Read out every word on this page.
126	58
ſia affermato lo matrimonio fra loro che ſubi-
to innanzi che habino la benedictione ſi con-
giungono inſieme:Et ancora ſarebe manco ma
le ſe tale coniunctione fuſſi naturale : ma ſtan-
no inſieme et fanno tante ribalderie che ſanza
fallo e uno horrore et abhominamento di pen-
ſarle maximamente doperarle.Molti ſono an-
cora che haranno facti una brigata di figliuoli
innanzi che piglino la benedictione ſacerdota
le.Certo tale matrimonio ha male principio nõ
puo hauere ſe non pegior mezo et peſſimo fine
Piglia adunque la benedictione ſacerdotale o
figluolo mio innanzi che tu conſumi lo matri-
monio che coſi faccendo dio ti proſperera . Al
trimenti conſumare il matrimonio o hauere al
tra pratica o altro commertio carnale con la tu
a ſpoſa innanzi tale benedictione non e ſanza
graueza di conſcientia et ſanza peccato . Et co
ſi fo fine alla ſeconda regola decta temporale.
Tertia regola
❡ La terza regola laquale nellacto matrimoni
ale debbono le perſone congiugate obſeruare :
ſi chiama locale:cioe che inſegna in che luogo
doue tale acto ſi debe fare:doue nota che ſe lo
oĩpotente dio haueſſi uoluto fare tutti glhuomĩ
--
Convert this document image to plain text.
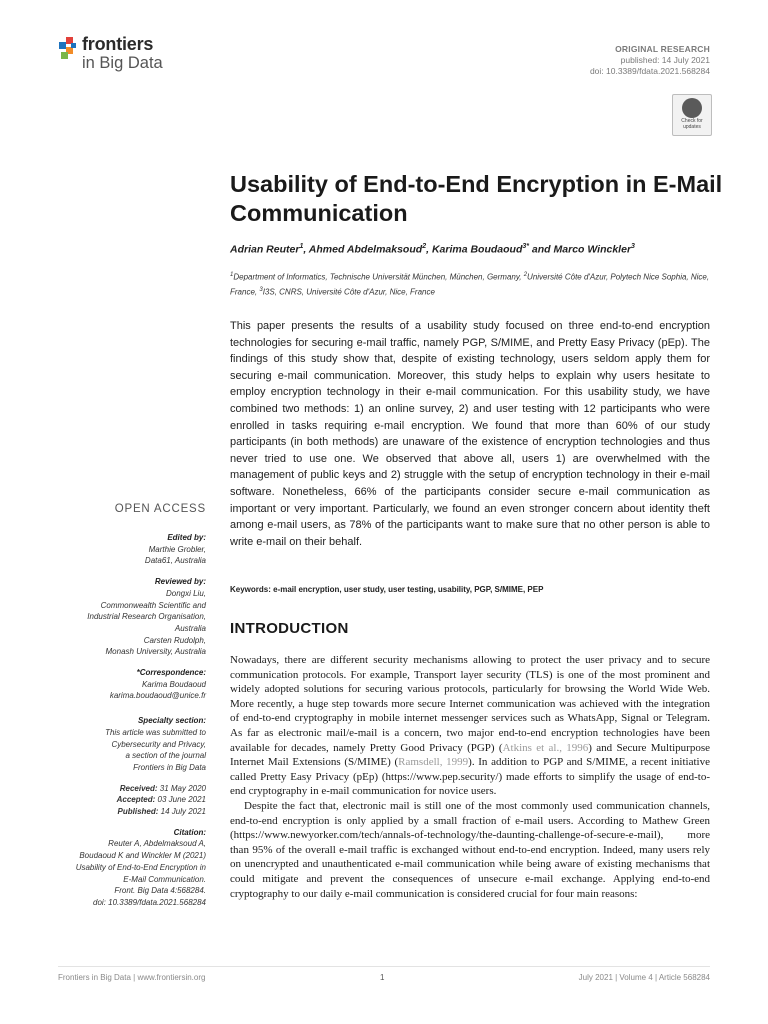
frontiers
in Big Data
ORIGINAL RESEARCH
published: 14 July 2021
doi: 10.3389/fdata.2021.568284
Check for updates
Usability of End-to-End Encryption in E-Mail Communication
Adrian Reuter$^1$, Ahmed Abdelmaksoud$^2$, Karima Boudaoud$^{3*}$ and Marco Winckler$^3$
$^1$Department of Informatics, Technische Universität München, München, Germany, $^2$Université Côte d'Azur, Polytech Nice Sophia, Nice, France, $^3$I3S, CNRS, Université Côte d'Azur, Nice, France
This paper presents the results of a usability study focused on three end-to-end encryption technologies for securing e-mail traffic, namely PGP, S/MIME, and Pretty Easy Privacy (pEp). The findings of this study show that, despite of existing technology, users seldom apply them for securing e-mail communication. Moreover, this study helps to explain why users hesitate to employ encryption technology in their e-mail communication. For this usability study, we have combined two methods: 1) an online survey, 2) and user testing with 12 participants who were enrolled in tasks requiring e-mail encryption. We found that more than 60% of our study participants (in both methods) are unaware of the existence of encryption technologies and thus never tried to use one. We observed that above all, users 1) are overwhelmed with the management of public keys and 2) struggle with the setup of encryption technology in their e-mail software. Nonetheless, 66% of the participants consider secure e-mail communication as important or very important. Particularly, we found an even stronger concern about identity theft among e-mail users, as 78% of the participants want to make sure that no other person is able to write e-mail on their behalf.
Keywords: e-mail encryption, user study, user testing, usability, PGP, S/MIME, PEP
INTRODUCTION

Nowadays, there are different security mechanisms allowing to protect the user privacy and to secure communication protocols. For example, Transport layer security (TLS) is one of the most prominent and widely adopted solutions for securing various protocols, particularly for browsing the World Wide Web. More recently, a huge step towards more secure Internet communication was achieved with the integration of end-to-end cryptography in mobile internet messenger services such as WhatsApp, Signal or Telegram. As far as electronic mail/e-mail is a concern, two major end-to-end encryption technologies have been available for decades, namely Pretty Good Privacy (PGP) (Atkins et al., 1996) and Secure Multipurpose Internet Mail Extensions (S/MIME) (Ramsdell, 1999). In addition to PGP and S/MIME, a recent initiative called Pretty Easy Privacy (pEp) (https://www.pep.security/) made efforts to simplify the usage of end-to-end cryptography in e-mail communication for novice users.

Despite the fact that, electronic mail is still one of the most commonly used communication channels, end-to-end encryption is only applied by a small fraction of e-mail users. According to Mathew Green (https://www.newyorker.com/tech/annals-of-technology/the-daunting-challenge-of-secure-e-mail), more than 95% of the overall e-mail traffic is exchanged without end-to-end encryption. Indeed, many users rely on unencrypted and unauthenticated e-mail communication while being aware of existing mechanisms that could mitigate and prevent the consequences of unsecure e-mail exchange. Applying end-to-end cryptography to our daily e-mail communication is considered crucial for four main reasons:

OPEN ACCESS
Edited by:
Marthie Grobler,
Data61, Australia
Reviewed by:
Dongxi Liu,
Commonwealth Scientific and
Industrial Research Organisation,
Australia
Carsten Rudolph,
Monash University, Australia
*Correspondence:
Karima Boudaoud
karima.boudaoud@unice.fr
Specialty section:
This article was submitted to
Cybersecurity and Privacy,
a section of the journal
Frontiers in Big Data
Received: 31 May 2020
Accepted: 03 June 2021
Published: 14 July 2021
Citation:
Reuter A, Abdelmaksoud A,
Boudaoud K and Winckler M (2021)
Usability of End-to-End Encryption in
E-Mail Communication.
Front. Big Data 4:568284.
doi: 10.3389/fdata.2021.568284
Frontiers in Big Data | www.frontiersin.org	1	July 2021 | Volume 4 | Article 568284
---
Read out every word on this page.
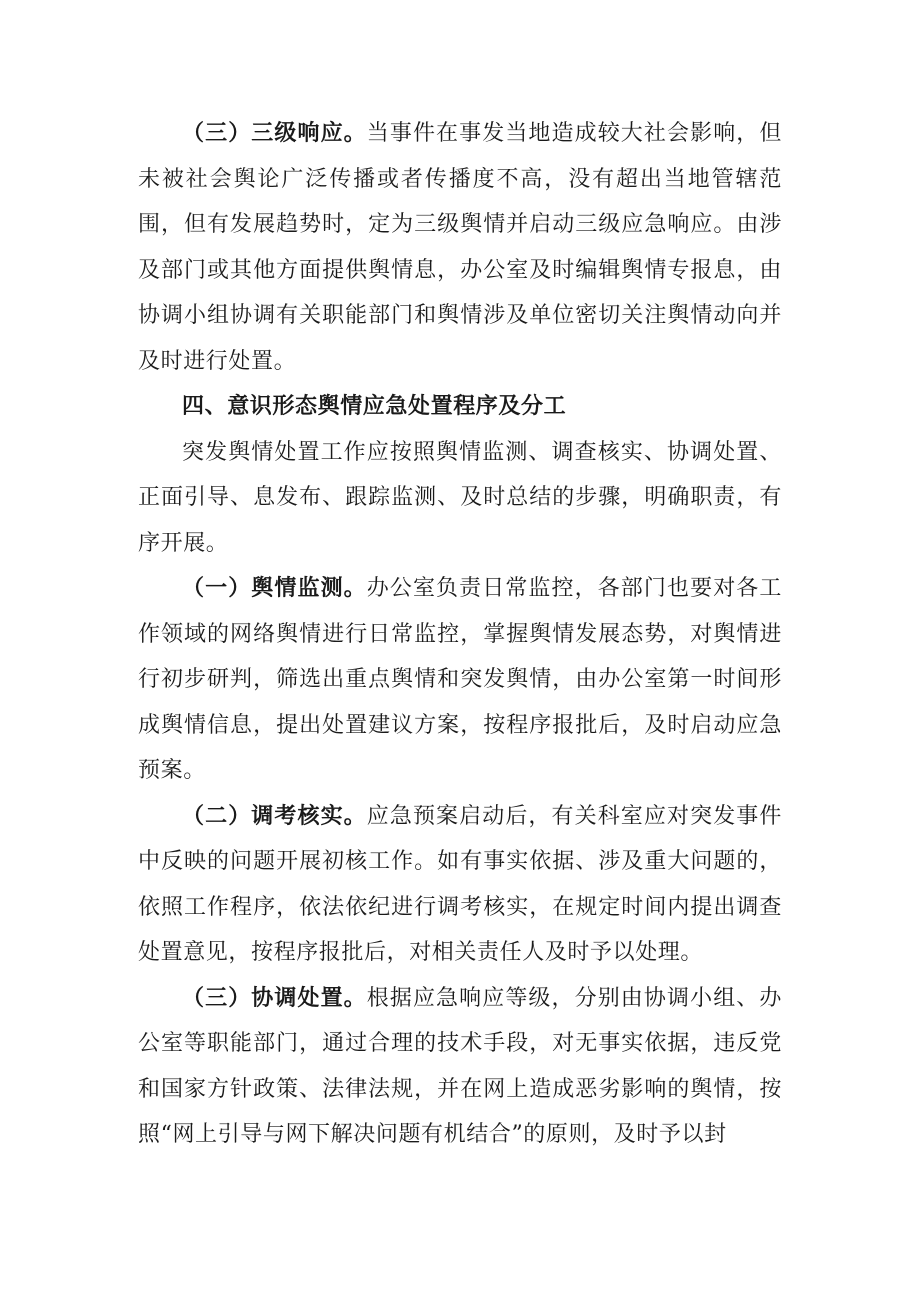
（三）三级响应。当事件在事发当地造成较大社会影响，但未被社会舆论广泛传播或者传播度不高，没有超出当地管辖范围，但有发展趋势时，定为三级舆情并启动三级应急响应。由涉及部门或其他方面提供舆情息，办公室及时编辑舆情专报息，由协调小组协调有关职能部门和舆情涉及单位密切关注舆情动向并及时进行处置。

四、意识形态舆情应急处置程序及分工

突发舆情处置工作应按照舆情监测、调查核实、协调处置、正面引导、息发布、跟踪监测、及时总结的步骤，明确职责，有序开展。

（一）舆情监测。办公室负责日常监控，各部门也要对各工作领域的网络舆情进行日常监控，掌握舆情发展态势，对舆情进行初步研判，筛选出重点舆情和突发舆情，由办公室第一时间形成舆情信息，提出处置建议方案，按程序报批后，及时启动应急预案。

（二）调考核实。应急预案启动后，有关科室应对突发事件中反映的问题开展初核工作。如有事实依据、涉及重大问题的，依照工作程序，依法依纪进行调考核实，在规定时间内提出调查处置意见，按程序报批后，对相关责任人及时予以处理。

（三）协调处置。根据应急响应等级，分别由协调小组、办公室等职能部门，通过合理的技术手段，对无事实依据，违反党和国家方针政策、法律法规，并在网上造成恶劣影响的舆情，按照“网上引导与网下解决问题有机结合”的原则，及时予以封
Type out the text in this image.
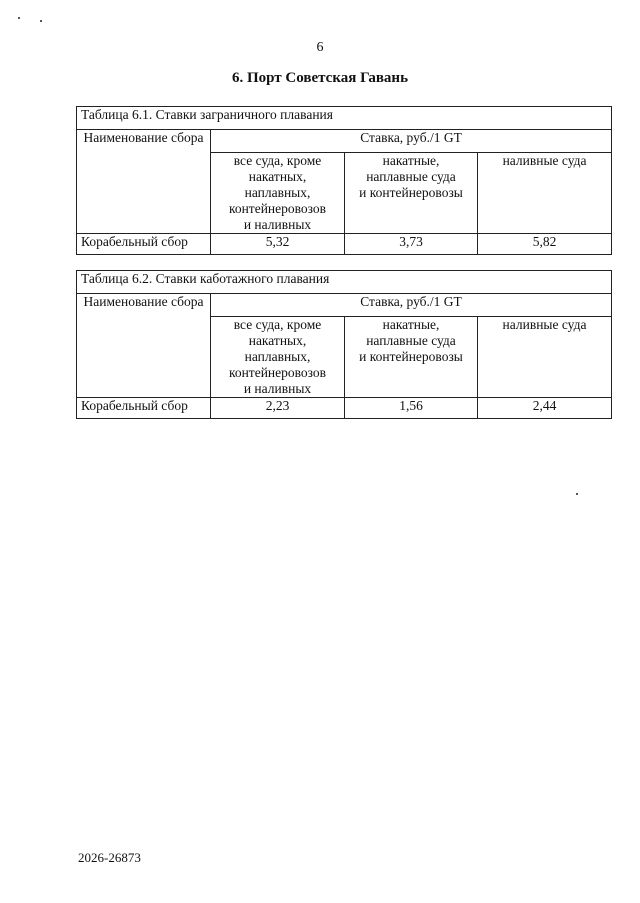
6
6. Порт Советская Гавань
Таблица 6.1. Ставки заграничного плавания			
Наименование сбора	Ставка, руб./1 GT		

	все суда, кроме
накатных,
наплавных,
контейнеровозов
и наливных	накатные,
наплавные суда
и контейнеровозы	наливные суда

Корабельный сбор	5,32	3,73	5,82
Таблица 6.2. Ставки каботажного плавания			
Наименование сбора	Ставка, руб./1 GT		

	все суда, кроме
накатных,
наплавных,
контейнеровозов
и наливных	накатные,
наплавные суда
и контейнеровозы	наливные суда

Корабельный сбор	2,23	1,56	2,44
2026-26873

> **Set task**
Find the string "benedictione" in the listing and return every line that holds it.

> **Exercise result**
to innanzi che habino la benedictione ſi con-
innanzi che piglino la benedictione ſacerdota
Piglia adunque la benedictione ſacerdotale o
a ſpoſa innanzi tale benedictione non e ſanza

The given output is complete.